# Required work
- A) In the post about the Missouri Association of Realtors, what range of commissions per sale on the average Missouri home is given?
- B) In the post about the Missouri Association of Realtors, rewrite the stretch from "As a result" through "under their control.", changing "potential buyer" to "prospective buyer".
- C) Put this sentence from the post about the Missouri Association of Realtors into Spanish: "Home inspectors look at the property and describe it to the potential buyer in a report that is unbiased and accurate."

Thank You, Missouri Association of Realtors

(Posted, here, for the sake of anyone “googling” the Missouri Association of Realtors)

In this passing year, Missourians have seen the highest number of foreclosures than at any other time in their history. Families are being forced out of their homes and are forfeiting their investments and credit scores in continuously rising record numbers as they struggle to find a new place to sleep.

  Now, the people who arranged to sell them these houses - the real estate salesmen and saleswomen - have their tens of thousands of dollars in commissions safely secured before any foreclosure threatens to harm them.

From these commissions running from $15,000 to $25,000 per sale on the average Missouri home, the salesman pays dues to a national organization (the National Association of Realtors) and a state organization (the Missouri Association of Realtors) who exist for the soul purpose of protecting and furthering the interest of the real estate salesmen.

  These associations, who own and operate a very well financed and sophisticated political infrastructure in Missouri, have been very active in the Missouri legislature when it comes to helping real estate salesmen sell houses.

  It probably helps that some of the very important committees dealing with bills that positively enhance the real estate sales profession are made up mainly (30 - 45%) of real estate salesmen who get elected to the legislature and maintain their membership in the associations (NAR and MAR) that lobby them.

  For example, last year the Missouri Association of Realtors supported a bill (that did not pass) that would have made a salesman immune from a lawsuit if he was caught concealing his knowledge of a convicted sex offender in the immediate area of a house he was trying to sell.  How would something like that benefit a home buyer?  The benefit to the salesman is obvious.

  Likewise was their attempt to take the only party involved in a home selling action, the home inspector, and put him under their control by a bill they sponsored that would have a board oversee his actions.  This board would have had real estate salesmen and others who they lobby for membership on it, in direct control over the only party in the transaction who does not profit from the sale of the house.    In their wisdom, the Missouri legislature ignored this suggestion and did not even consider putting the bill up for a vote. we have a new legislative year coming up.   

  The Missouri Association of Realtors has been hard at work.

  One would think that the high number of their former customers who have lost the homes that were sold to them would be a priority. 

One would think that associations representing salesmen of real estate would want to focus all of their attention and energy in helping their customers and potential customers from the known dangers that have cost so many of them their dreams. Why, it would be a grand an honorable measure for the MAR to use their strong lobbying infrastructure to help the record number of their customers who are struggling to avoid homelessness.

  But we forget that the Missouri Association of Realtors is not in business to protect or care about the consumer of their product. 

They are there to protect the interests of their members who pay their dues…the real estate salesmen. They are there only to advance the interests and sales goals of the sellers of homes and property that they represent.

  As a result of their efforts and spending over the summer, they have convinced a legislator to try again to push through a bill....not to address the protection of their customers....but the protection of their commissions.  They, once again, will tie up their efforts in trying to rein in and reign over the home inspector who writes the report that the home owner reads and decides not to buy the house they are selling.

  Home inspectors look at the property and describe it to the potential buyer in a report that is unbiased and accurate.  When the buyer reviews the report and decides to walk away from the sale, the real estate salesman makes no money.  Thus, his association...the Missouri Association of Realtors...has an interest in helping its members make more money by using its legislative influences to push for laws that put inspectors directly and indirectly under their control.

# Provided data
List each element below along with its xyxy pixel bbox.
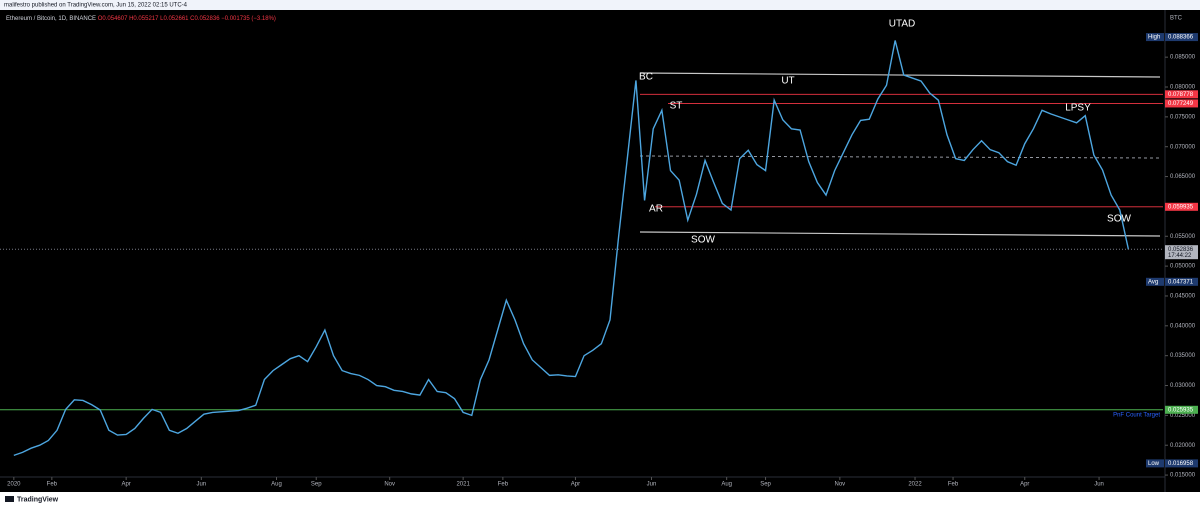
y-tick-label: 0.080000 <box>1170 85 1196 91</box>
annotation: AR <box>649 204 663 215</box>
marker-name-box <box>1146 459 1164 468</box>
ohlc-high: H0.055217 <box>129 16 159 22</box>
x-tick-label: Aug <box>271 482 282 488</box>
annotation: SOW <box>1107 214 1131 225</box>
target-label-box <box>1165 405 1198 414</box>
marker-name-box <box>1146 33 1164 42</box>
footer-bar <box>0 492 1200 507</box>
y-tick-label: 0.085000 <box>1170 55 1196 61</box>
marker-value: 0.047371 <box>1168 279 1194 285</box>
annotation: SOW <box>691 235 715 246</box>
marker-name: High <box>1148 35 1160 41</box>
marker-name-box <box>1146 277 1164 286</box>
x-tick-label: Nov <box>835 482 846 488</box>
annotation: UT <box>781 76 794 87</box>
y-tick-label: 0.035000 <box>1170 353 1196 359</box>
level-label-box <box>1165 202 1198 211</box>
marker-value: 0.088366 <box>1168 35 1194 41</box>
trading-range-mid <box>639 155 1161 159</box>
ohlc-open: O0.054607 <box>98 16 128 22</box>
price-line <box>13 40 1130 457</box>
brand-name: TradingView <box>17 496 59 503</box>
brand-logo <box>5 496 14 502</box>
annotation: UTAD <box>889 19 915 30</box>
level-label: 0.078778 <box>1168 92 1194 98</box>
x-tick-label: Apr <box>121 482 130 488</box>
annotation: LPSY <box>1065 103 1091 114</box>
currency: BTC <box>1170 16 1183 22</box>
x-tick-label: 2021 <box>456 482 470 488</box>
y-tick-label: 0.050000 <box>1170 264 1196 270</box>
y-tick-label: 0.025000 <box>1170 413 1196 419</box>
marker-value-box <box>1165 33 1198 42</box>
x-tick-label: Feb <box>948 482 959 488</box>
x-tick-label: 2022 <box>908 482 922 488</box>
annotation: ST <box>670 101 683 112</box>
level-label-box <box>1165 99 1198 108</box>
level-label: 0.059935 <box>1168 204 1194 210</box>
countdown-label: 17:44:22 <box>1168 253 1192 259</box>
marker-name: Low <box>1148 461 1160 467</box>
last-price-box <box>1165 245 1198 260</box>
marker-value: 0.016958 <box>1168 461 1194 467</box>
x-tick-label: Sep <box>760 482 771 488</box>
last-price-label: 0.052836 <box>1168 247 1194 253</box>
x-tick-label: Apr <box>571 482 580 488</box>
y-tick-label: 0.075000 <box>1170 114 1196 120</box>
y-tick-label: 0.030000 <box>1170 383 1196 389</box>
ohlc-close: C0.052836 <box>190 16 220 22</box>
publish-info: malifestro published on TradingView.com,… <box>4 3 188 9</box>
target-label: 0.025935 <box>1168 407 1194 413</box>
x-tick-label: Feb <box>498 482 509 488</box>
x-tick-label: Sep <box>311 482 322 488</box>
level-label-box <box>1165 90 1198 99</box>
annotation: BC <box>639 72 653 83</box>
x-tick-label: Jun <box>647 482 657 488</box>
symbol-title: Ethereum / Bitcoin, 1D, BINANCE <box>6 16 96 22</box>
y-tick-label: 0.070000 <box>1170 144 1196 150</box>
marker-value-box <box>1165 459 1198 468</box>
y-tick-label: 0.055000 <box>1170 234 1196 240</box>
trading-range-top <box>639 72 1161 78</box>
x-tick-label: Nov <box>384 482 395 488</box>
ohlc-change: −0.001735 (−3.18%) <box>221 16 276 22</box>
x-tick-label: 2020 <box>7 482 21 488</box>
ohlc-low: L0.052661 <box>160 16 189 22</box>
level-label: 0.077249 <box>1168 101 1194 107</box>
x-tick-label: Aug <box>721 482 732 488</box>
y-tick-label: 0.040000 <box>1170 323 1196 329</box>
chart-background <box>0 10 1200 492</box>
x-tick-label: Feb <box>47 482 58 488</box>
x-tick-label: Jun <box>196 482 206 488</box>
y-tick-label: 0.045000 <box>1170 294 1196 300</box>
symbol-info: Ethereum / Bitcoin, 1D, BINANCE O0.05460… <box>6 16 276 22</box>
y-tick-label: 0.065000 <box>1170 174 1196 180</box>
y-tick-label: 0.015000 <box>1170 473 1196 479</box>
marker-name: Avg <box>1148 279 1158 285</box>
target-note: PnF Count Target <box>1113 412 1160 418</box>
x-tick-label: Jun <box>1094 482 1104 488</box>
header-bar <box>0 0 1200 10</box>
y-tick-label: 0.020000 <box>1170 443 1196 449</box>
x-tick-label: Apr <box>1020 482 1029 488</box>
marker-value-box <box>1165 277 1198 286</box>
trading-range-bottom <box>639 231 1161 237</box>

# Solved tasks
- A) $15,000 to $25,000 per sale.

- B)
As a result of their efforts and spending over the summer, they have convinced a legislator to try again to push through a bill....not to address the protection of their customers....but the protection of their commissions.  They, once again, will tie up their efforts in trying to rein in and reign over the home inspector who writes the report that the home owner reads and decides not to buy the house they are selling.

  Home inspectors look at the property and describe it to the prospective buyer in a report that is unbiased and accurate.  When the buyer reviews the report and decides to walk away from the sale, the real estate salesman makes no money.  Thus, his association...the Missouri Association of Realtors...has an interest in helping its members make more money by using its legislative influences to push for laws that put inspectors directly and indirectly under their control.

- C) Los inspectores de viviendas examinan la propiedad y se la describen al posible comprador en un informe imparcial y preciso.